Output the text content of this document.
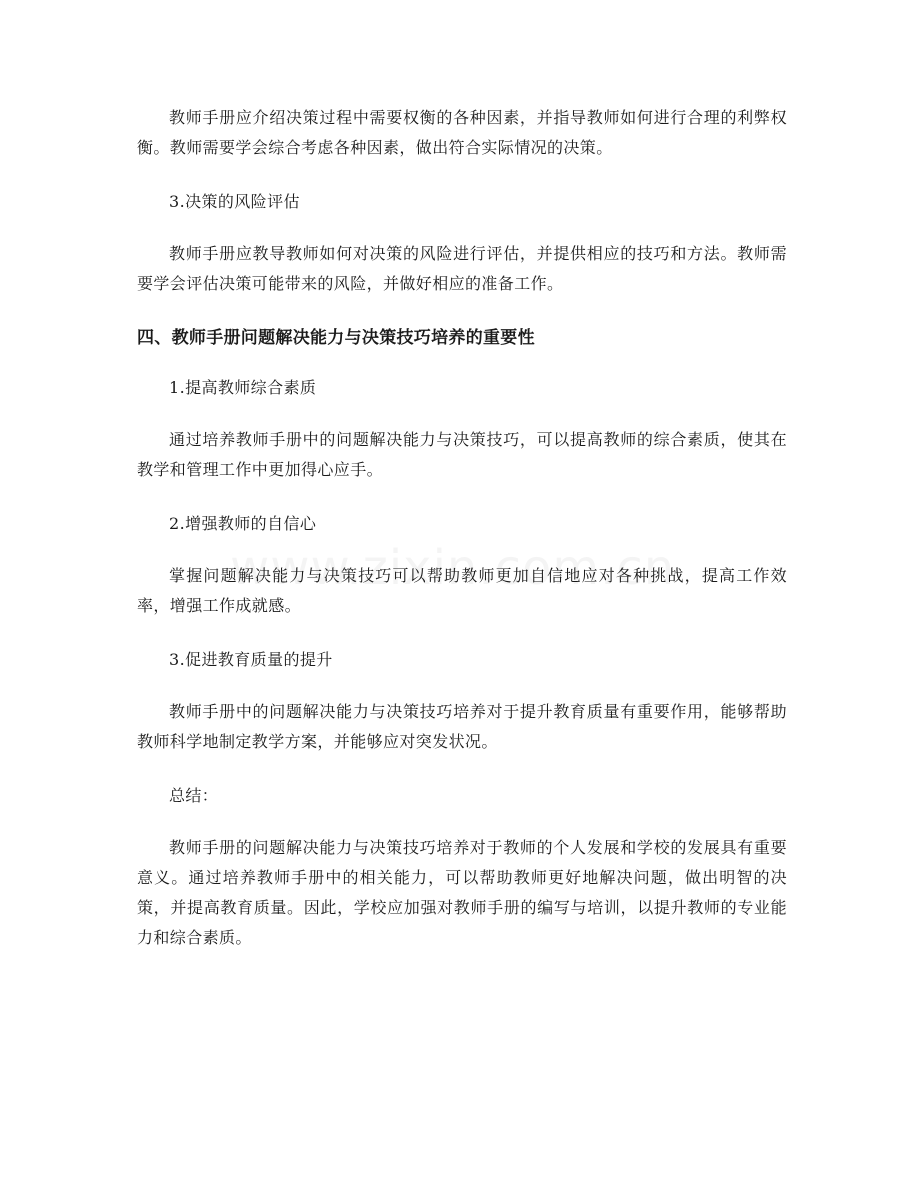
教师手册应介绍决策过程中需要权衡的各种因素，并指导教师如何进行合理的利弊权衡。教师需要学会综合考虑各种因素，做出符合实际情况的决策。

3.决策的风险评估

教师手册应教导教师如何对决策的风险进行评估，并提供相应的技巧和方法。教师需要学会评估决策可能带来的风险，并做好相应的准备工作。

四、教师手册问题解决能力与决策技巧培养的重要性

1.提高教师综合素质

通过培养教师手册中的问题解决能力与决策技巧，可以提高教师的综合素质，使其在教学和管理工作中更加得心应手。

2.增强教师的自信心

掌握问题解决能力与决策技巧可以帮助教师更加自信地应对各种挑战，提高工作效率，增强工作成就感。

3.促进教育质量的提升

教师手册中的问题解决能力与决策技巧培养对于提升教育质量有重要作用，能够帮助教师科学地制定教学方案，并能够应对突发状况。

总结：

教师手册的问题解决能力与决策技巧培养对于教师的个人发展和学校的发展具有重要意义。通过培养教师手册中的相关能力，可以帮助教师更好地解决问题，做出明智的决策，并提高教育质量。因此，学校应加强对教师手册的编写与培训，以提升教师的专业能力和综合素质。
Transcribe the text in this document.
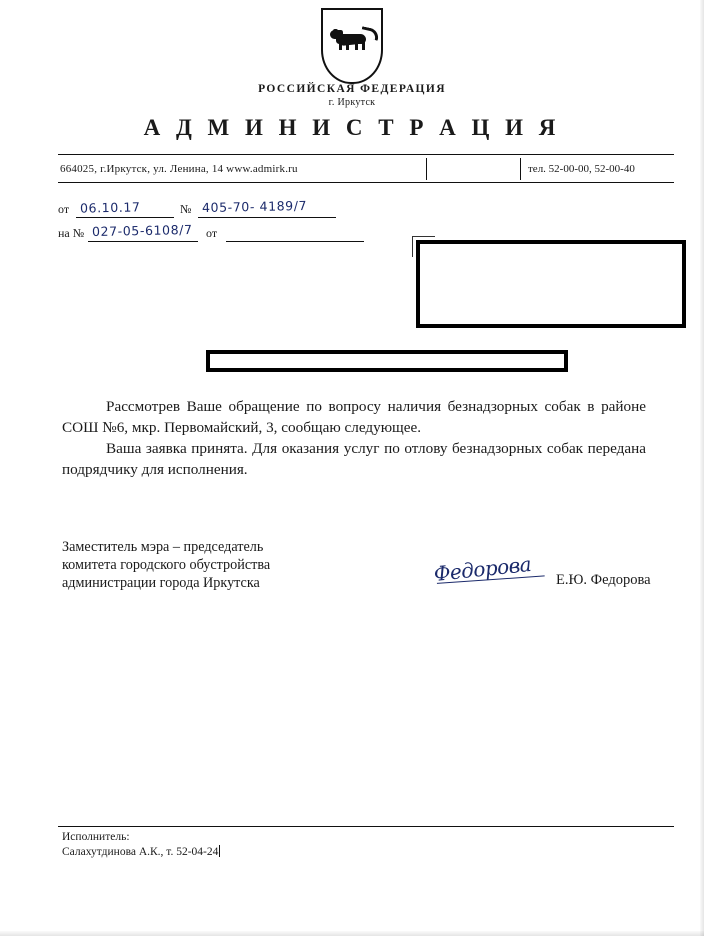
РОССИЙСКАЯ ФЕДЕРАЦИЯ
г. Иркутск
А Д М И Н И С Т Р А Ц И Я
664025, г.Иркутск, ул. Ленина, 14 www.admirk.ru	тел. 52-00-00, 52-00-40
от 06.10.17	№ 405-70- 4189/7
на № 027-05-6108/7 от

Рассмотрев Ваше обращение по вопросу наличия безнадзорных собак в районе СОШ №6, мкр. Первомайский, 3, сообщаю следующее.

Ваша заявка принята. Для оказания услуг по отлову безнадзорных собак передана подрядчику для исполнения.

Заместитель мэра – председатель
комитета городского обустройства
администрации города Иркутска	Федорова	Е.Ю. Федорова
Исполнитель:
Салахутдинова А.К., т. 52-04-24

+++++

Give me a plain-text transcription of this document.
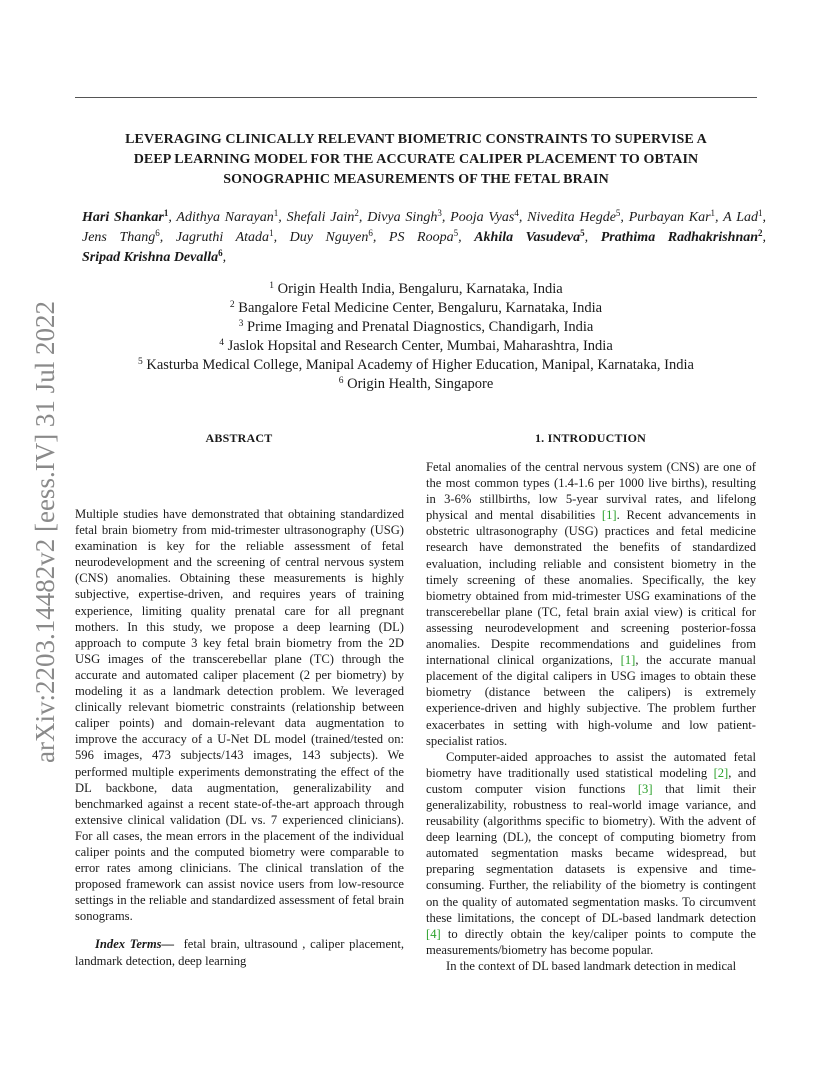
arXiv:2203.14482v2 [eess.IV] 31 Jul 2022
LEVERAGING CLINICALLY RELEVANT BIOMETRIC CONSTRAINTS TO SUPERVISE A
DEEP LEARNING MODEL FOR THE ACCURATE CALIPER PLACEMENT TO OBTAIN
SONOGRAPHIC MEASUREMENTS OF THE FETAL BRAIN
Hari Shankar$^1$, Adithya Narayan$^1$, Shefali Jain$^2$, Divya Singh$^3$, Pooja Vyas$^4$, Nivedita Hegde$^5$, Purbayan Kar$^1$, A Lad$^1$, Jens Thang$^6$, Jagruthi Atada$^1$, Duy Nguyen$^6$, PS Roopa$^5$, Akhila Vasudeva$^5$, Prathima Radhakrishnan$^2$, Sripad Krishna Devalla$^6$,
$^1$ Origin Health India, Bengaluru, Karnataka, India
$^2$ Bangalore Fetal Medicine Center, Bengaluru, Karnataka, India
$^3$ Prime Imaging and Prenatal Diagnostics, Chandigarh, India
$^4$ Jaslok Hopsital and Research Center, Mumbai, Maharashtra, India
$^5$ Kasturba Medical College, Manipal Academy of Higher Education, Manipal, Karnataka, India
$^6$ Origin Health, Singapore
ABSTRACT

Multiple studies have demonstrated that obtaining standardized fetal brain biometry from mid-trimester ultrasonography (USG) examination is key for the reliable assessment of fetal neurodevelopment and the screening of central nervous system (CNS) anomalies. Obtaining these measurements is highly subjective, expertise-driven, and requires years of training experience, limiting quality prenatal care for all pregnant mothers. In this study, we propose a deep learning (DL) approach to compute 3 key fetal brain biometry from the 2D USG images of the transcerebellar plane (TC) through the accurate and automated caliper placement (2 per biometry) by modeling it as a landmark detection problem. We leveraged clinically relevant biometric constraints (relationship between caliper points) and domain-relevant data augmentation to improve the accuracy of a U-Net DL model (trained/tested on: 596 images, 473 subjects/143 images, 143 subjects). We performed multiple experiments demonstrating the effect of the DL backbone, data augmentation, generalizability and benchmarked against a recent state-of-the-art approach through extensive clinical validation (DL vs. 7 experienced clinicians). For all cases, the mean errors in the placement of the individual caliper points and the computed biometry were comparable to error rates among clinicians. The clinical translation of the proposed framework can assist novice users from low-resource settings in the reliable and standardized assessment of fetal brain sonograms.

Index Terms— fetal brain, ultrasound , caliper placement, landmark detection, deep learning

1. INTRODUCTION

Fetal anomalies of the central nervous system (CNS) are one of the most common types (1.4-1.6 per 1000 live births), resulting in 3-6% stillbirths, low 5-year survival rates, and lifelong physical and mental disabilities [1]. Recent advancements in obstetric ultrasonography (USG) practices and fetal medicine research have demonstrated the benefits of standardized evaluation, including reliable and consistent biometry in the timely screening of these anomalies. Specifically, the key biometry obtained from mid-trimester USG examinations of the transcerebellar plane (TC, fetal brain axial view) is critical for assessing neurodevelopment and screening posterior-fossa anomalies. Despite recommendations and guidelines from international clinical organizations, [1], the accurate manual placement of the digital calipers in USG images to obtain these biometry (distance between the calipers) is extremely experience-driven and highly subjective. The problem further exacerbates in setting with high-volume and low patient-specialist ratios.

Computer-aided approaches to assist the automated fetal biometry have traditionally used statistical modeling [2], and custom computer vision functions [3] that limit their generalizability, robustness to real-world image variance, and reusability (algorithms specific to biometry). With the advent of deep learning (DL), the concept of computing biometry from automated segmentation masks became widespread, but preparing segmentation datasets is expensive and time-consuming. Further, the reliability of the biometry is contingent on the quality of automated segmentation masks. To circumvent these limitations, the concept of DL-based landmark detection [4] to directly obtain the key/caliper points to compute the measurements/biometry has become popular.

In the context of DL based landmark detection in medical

+++++

## [STATED TASK]
Wherever the word "Health" occurs in a line of the listing, copy that line.

## [SOLUTION FOR THIS TASK]
$^1$ Origin Health India, Bengaluru, Karnataka, India
$^6$ Origin Health, Singapore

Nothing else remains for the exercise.